• [What to produce]: Copy every line of the data that contains the string "this".
____ Extracted information
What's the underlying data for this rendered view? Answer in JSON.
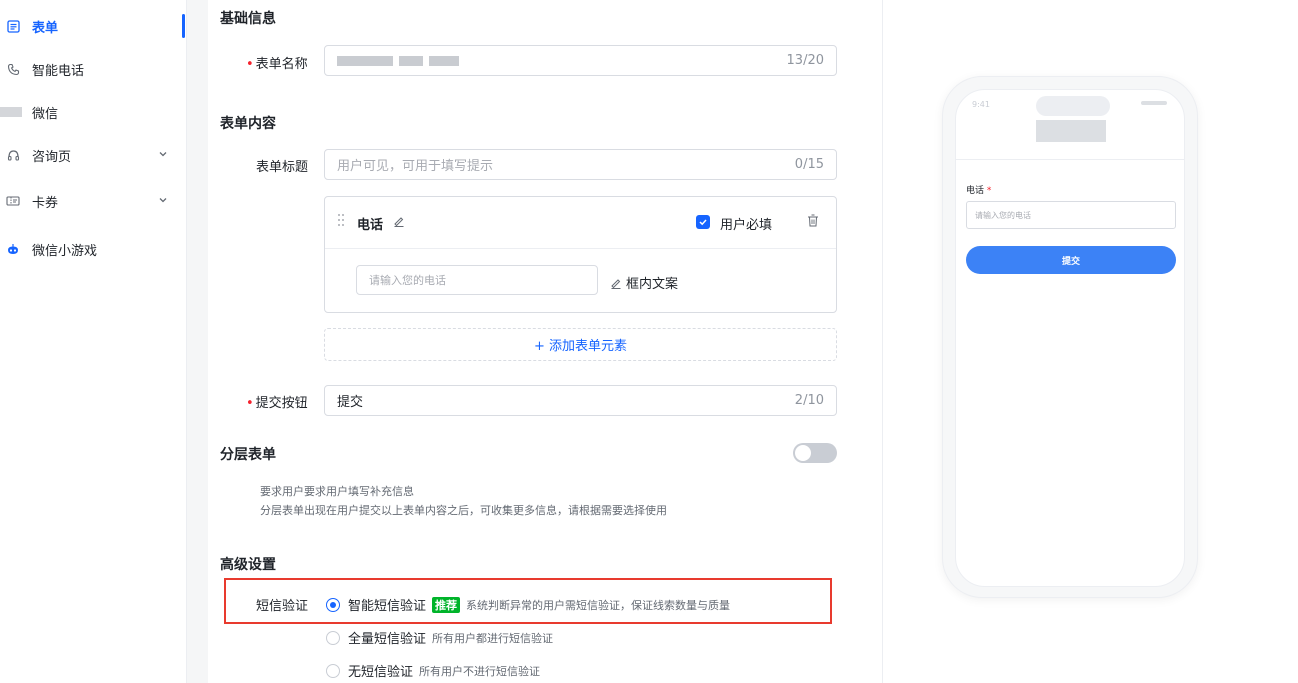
{
  "sidebar": {
    "items": [
      {
        "label": "表单",
        "icon": "form-icon",
        "active": true
      },
      {
        "label": "智能电话",
        "icon": "phone-icon"
      },
      {
        "label": "微信",
        "icon": "wechat-icon"
      },
      {
        "label": "咨询页",
        "icon": "headset-icon",
        "expandable": true
      },
      {
        "label": "卡券",
        "icon": "coupon-icon",
        "expandable": true
      },
      {
        "label": "微信小游戏",
        "icon": "game-icon"
      }
    ],
    "accent": "#1664ff"
  },
  "basic": {
    "section_title": "基础信息",
    "name_label": "表单名称",
    "name_count": "13/20"
  },
  "content": {
    "section_title": "表单内容",
    "title_label": "表单标题",
    "title_placeholder": "用户可见，可用于填写提示",
    "title_count": "0/15",
    "field": {
      "name": "电话",
      "required_label": "用户必填",
      "required_checked": true,
      "input_placeholder": "请输入您的电话",
      "edit_text_label": "框内文案"
    },
    "add_element_label": "+ 添加表单元素",
    "submit_label": "提交按钮",
    "submit_value": "提交",
    "submit_count": "2/10"
  },
  "layered": {
    "section_title": "分层表单",
    "enabled": false,
    "desc_1": "要求用户要求用户填写补充信息",
    "desc_2": "分层表单出现在用户提交以上表单内容之后，可收集更多信息，请根据需要选择使用"
  },
  "advanced": {
    "section_title": "高级设置",
    "sms_label": "短信验证",
    "options": [
      {
        "label": "智能短信验证",
        "badge": "推荐",
        "desc": "系统判断异常的用户需短信验证，保证线索数量与质量",
        "selected": true
      },
      {
        "label": "全量短信验证",
        "desc": "所有用户都进行短信验证",
        "selected": false
      },
      {
        "label": "无短信验证",
        "desc": "所有用户不进行短信验证",
        "selected": false
      }
    ]
  },
  "preview": {
    "time": "9:41",
    "field_label": "电话",
    "field_placeholder": "请输入您的电话",
    "submit_button": "提交"
  }
}
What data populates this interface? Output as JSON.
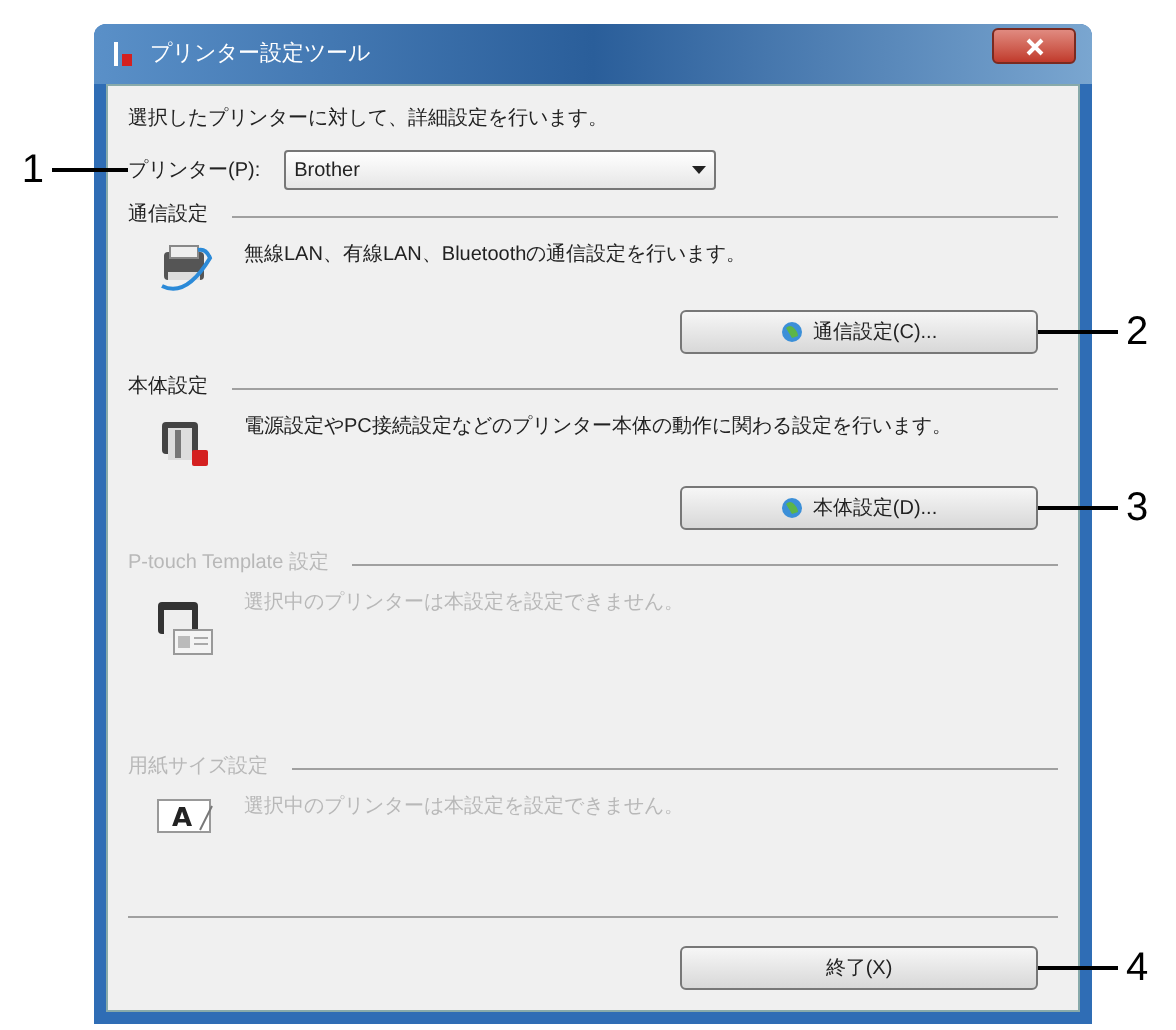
{
  "window": {
    "title": "プリンター設定ツール"
  },
  "intro": "選択したプリンターに対して、詳細設定を行います。",
  "printer": {
    "label": "プリンター(P):",
    "value": "Brother",
    "callout": "1"
  },
  "sections": [
    {
      "heading": "通信設定",
      "description": "無線LAN、有線LAN、Bluetoothの通信設定を行います。",
      "disabled": false,
      "button": {
        "label": "通信設定(C)...",
        "callout": "2"
      }
    },
    {
      "heading": "本体設定",
      "description": "電源設定やPC接続設定などのプリンター本体の動作に関わる設定を行います。",
      "disabled": false,
      "button": {
        "label": "本体設定(D)...",
        "callout": "3"
      }
    },
    {
      "heading": "P-touch Template 設定",
      "description": "選択中のプリンターは本設定を設定できません。",
      "disabled": true
    },
    {
      "heading": "用紙サイズ設定",
      "description": "選択中のプリンターは本設定を設定できません。",
      "disabled": true,
      "icon_text": "A"
    }
  ],
  "exit_button": {
    "label": "終了(X)",
    "callout": "4"
  }
}
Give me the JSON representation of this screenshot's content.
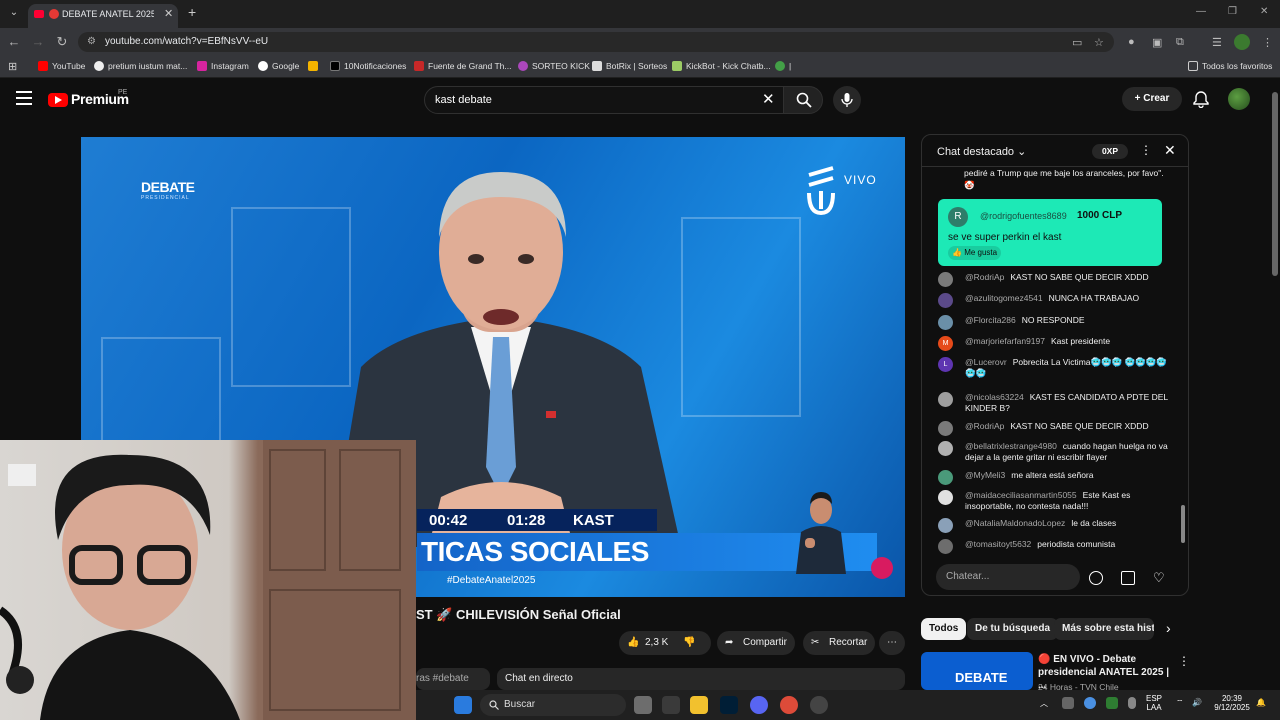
{
  "browser": {
    "tab_title": "DEBATE ANATEL 2025 🎉 E",
    "url": "youtube.com/watch?v=EBfNsVV--eU",
    "bookmarks": [
      "YouTube",
      "pretium iustum mat...",
      "Instagram",
      "Google",
      "10Notificaciones",
      "Fuente de Grand Th...",
      "SORTEO KICK",
      "BotRix | Sorteos",
      "KickBot - Kick Chatb...",
      "|"
    ],
    "all_bookmarks": "Todos los favoritos"
  },
  "header": {
    "logo_text": "Premium",
    "country": "PE",
    "search_value": "kast debate",
    "create_label": "Crear"
  },
  "video": {
    "logo_big": "DEBATE",
    "logo_small": "PRESIDENCIAL",
    "live": "VIVO",
    "timer_left": "00:42",
    "timer_right": "01:28",
    "speaker": "KAST",
    "topic": "TICAS SOCIALES",
    "hashtag": "#DebateAnatel2025",
    "title": "ST 🚀 CHILEVISIÓN Señal Oficial"
  },
  "actions": {
    "likes": "2,3 K",
    "share": "Compartir",
    "clip": "Recortar",
    "tags": "ras #debate",
    "live_chat": "Chat en directo"
  },
  "chat": {
    "header": "Chat destacado",
    "xp": "0XP",
    "prev_message": "pediré a Trump que me baje los aranceles, por favo\". 🤡",
    "super": {
      "avatar": "R",
      "user": "@rodrigofuentes8689",
      "amount": "1000 CLP",
      "message": "se ve super perkin el kast",
      "like": "Me gusta"
    },
    "messages": [
      {
        "user": "@RodriAp",
        "text": "KAST NO SABE QUE DECIR XDDD",
        "initial": "",
        "color": "#7a7a7a"
      },
      {
        "user": "@azulitogomez4541",
        "text": "NUNCA HA TRABAJAO",
        "initial": "",
        "color": "#5b4a8a"
      },
      {
        "user": "@Florcita286",
        "text": "NO RESPONDE",
        "initial": "",
        "color": "#6a8fa8"
      },
      {
        "user": "@marjoriefarfan9197",
        "text": "Kast presidente",
        "initial": "M",
        "color": "#e64a19"
      },
      {
        "user": "@Lucerovr",
        "text": "Pobrecita La Victima🥶🥶🥶 🥶🥶🥶🥶🥶🥶",
        "initial": "L",
        "color": "#5e35b1"
      },
      {
        "user": "@nicolas63224",
        "text": "KAST ES CANDIDATO A PDTE DEL KINDER B?",
        "initial": "",
        "color": "#9e9e9e"
      },
      {
        "user": "@RodriAp",
        "text": "KAST NO SABE QUE DECIR XDDD",
        "initial": "",
        "color": "#7a7a7a"
      },
      {
        "user": "@bellatrixlestrange4980",
        "text": "cuando hagan huelga no va dejar a la gente gritar ni escribir flayer",
        "initial": "",
        "color": "#b0b0b0"
      },
      {
        "user": "@MyMeli3",
        "text": "me altera está señora",
        "initial": "",
        "color": "#4a9a7a"
      },
      {
        "user": "@maidaceciliasanmartin5055",
        "text": "Este Kast es insoportable, no contesta nada!!!",
        "initial": "",
        "color": "#e0e0e0"
      },
      {
        "user": "@NataliaMaldonadoLopez",
        "text": "le da clases",
        "initial": "",
        "color": "#8aa0b8"
      },
      {
        "user": "@tomasitoyt5632",
        "text": "periodista comunista",
        "initial": "",
        "color": "#6d6d6d"
      }
    ],
    "input_placeholder": "Chatear..."
  },
  "chips": [
    "Todos",
    "De tu búsqueda",
    "Más sobre esta histo"
  ],
  "recommendation": {
    "thumb_text": "DEBATE",
    "title": "🔴 EN VIVO - Debate presidencial ANATEL 2025 | ...",
    "channel": "24 Horas - TVN Chile"
  },
  "taskbar": {
    "search": "Buscar",
    "lang_top": "ESP",
    "lang_bottom": "LAA",
    "time": "20:39",
    "date": "9/12/2025"
  }
}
________
• [Reply]:
What's the underlying data for this rendered view? Answer in JSON.
What data populates this interface? Output as JSON.
Give me the JSON representation of this screenshot's content.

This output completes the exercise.